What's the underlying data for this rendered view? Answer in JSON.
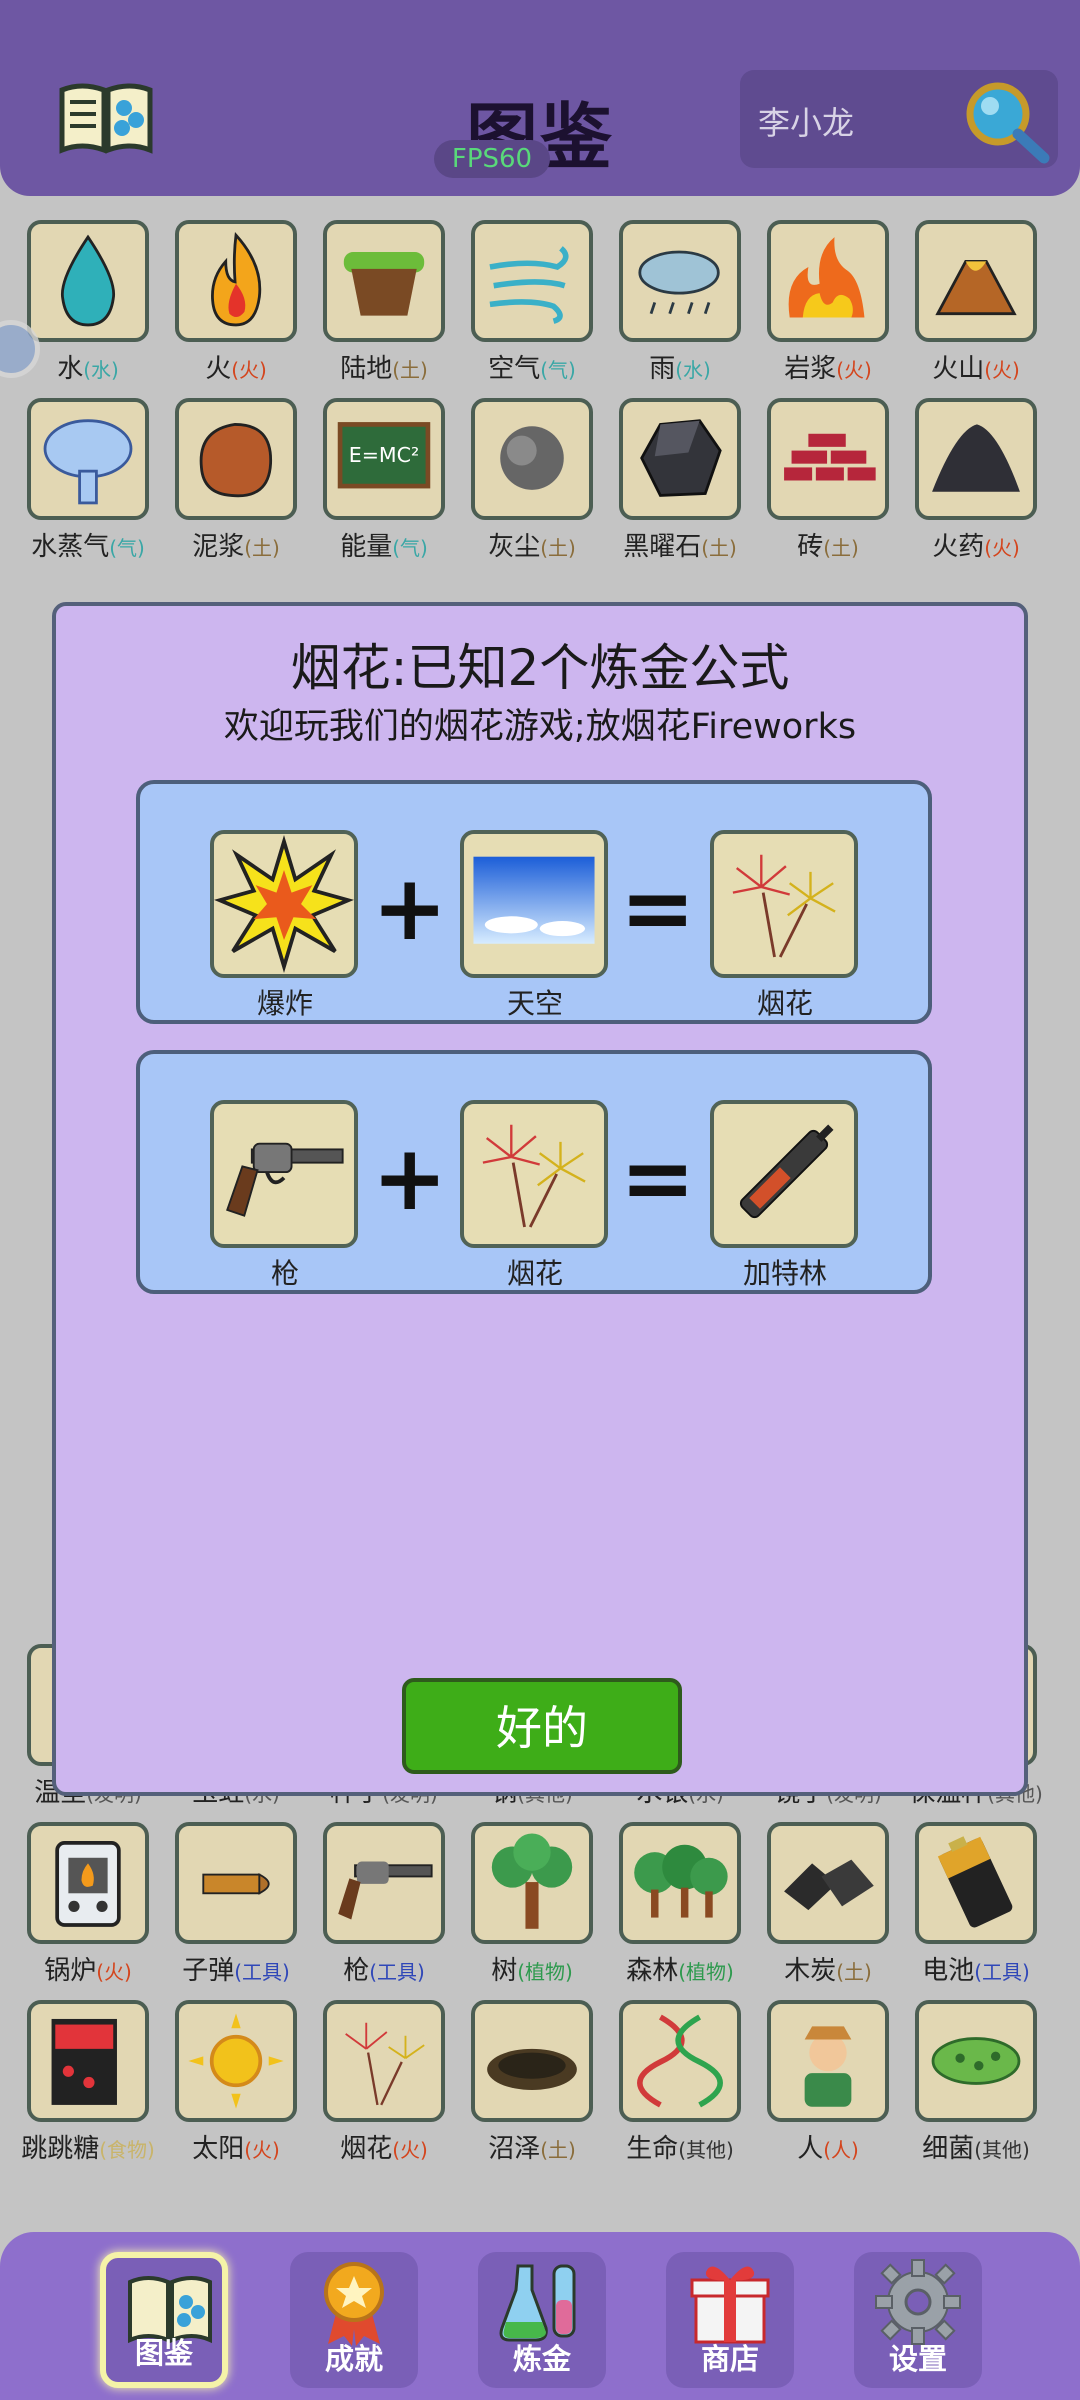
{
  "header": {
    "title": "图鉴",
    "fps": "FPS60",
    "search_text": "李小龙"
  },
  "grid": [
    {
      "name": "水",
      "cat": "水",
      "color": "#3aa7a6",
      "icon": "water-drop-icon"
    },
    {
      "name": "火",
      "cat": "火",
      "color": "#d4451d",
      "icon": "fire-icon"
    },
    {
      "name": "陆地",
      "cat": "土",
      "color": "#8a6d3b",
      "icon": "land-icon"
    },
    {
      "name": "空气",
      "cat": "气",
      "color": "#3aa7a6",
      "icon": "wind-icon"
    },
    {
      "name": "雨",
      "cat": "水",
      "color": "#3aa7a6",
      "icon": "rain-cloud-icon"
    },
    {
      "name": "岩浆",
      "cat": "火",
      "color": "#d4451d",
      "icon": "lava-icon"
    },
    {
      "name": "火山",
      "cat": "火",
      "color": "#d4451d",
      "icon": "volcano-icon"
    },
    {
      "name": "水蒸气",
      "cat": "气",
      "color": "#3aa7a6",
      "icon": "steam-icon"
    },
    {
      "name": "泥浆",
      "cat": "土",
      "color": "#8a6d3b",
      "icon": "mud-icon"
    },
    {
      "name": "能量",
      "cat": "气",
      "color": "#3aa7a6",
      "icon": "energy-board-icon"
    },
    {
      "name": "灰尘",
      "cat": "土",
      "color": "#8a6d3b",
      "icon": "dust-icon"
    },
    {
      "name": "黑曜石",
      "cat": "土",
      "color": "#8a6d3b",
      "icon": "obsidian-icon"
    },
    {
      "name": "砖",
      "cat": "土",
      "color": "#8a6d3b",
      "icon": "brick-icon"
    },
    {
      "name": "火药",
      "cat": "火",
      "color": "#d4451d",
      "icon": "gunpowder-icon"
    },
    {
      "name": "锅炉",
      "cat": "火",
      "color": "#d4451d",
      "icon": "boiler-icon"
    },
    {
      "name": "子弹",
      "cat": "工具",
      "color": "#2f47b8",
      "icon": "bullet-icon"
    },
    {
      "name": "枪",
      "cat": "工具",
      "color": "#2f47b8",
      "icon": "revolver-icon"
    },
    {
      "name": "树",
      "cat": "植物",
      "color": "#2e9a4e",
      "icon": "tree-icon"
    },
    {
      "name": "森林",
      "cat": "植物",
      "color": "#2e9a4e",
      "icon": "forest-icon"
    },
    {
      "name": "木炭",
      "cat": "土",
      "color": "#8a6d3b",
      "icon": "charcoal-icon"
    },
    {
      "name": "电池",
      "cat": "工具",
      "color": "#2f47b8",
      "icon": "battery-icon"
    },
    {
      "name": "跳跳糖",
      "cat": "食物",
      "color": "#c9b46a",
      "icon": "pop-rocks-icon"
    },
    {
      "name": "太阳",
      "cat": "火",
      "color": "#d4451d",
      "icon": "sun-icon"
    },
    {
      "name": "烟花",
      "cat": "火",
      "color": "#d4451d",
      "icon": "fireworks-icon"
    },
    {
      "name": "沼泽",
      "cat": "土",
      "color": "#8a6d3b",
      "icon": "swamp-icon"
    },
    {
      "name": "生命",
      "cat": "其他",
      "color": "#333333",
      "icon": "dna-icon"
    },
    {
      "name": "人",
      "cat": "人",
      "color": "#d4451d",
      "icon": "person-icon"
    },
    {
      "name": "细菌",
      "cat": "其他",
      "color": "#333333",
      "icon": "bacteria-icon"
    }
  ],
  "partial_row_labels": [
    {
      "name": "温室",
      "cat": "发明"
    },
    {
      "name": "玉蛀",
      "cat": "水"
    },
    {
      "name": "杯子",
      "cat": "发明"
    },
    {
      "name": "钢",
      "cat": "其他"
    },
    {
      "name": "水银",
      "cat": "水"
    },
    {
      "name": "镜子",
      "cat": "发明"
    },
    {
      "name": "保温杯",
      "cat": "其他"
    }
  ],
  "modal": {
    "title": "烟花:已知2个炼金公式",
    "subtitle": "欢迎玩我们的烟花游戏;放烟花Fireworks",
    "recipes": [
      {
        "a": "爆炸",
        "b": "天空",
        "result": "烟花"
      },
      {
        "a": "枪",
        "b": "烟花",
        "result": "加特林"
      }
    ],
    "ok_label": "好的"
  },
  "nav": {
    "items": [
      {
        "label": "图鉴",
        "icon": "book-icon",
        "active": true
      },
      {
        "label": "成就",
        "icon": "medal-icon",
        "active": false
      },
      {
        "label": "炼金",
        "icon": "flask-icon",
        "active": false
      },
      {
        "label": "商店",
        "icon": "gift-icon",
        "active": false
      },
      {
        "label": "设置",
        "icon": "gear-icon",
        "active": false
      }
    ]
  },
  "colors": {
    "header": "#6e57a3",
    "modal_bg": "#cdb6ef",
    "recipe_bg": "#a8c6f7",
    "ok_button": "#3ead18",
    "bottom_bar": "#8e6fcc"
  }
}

TASK STATEMENT. Copy the listing above word for word. Do not include the pictures.

REPLY.
What's the underlying data for this rendered view? Answer in JSON.
{
  "header": {
    "title": "图鉴",
    "fps": "FPS60",
    "search_text": "李小龙"
  },
  "grid": [
    {
      "name": "水",
      "cat": "水",
      "color": "#3aa7a6",
      "icon": "water-drop-icon"
    },
    {
      "name": "火",
      "cat": "火",
      "color": "#d4451d",
      "icon": "fire-icon"
    },
    {
      "name": "陆地",
      "cat": "土",
      "color": "#8a6d3b",
      "icon": "land-icon"
    },
    {
      "name": "空气",
      "cat": "气",
      "color": "#3aa7a6",
      "icon": "wind-icon"
    },
    {
      "name": "雨",
      "cat": "水",
      "color": "#3aa7a6",
      "icon": "rain-cloud-icon"
    },
    {
      "name": "岩浆",
      "cat": "火",
      "color": "#d4451d",
      "icon": "lava-icon"
    },
    {
      "name": "火山",
      "cat": "火",
      "color": "#d4451d",
      "icon": "volcano-icon"
    },
    {
      "name": "水蒸气",
      "cat": "气",
      "color": "#3aa7a6",
      "icon": "steam-icon"
    },
    {
      "name": "泥浆",
      "cat": "土",
      "color": "#8a6d3b",
      "icon": "mud-icon"
    },
    {
      "name": "能量",
      "cat": "气",
      "color": "#3aa7a6",
      "icon": "energy-board-icon"
    },
    {
      "name": "灰尘",
      "cat": "土",
      "color": "#8a6d3b",
      "icon": "dust-icon"
    },
    {
      "name": "黑曜石",
      "cat": "土",
      "color": "#8a6d3b",
      "icon": "obsidian-icon"
    },
    {
      "name": "砖",
      "cat": "土",
      "color": "#8a6d3b",
      "icon": "brick-icon"
    },
    {
      "name": "火药",
      "cat": "火",
      "color": "#d4451d",
      "icon": "gunpowder-icon"
    },
    {
      "name": "锅炉",
      "cat": "火",
      "color": "#d4451d",
      "icon": "boiler-icon"
    },
    {
      "name": "子弹",
      "cat": "工具",
      "color": "#2f47b8",
      "icon": "bullet-icon"
    },
    {
      "name": "枪",
      "cat": "工具",
      "color": "#2f47b8",
      "icon": "revolver-icon"
    },
    {
      "name": "树",
      "cat": "植物",
      "color": "#2e9a4e",
      "icon": "tree-icon"
    },
    {
      "name": "森林",
      "cat": "植物",
      "color": "#2e9a4e",
      "icon": "forest-icon"
    },
    {
      "name": "木炭",
      "cat": "土",
      "color": "#8a6d3b",
      "icon": "charcoal-icon"
    },
    {
      "name": "电池",
      "cat": "工具",
      "color": "#2f47b8",
      "icon": "battery-icon"
    },
    {
      "name": "跳跳糖",
      "cat": "食物",
      "color": "#c9b46a",
      "icon": "pop-rocks-icon"
    },
    {
      "name": "太阳",
      "cat": "火",
      "color": "#d4451d",
      "icon": "sun-icon"
    },
    {
      "name": "烟花",
      "cat": "火",
      "color": "#d4451d",
      "icon": "fireworks-icon"
    },
    {
      "name": "沼泽",
      "cat": "土",
      "color": "#8a6d3b",
      "icon": "swamp-icon"
    },
    {
      "name": "生命",
      "cat": "其他",
      "color": "#333333",
      "icon": "dna-icon"
    },
    {
      "name": "人",
      "cat": "人",
      "color": "#d4451d",
      "icon": "person-icon"
    },
    {
      "name": "细菌",
      "cat": "其他",
      "color": "#333333",
      "icon": "bacteria-icon"
    }
  ],
  "partial_row_labels": [
    {
      "name": "温室",
      "cat": "发明"
    },
    {
      "name": "玉蛀",
      "cat": "水"
    },
    {
      "name": "杯子",
      "cat": "发明"
    },
    {
      "name": "钢",
      "cat": "其他"
    },
    {
      "name": "水银",
      "cat": "水"
    },
    {
      "name": "镜子",
      "cat": "发明"
    },
    {
      "name": "保温杯",
      "cat": "其他"
    }
  ],
  "modal": {
    "title": "烟花:已知2个炼金公式",
    "subtitle": "欢迎玩我们的烟花游戏;放烟花Fireworks",
    "recipes": [
      {
        "a": "爆炸",
        "b": "天空",
        "result": "烟花"
      },
      {
        "a": "枪",
        "b": "烟花",
        "result": "加特林"
      }
    ],
    "ok_label": "好的"
  },
  "nav": {
    "items": [
      {
        "label": "图鉴",
        "icon": "book-icon",
        "active": true
      },
      {
        "label": "成就",
        "icon": "medal-icon",
        "active": false
      },
      {
        "label": "炼金",
        "icon": "flask-icon",
        "active": false
      },
      {
        "label": "商店",
        "icon": "gift-icon",
        "active": false
      },
      {
        "label": "设置",
        "icon": "gear-icon",
        "active": false
      }
    ]
  },
  "colors": {
    "header": "#6e57a3",
    "modal_bg": "#cdb6ef",
    "recipe_bg": "#a8c6f7",
    "ok_button": "#3ead18",
    "bottom_bar": "#8e6fcc"
  }
}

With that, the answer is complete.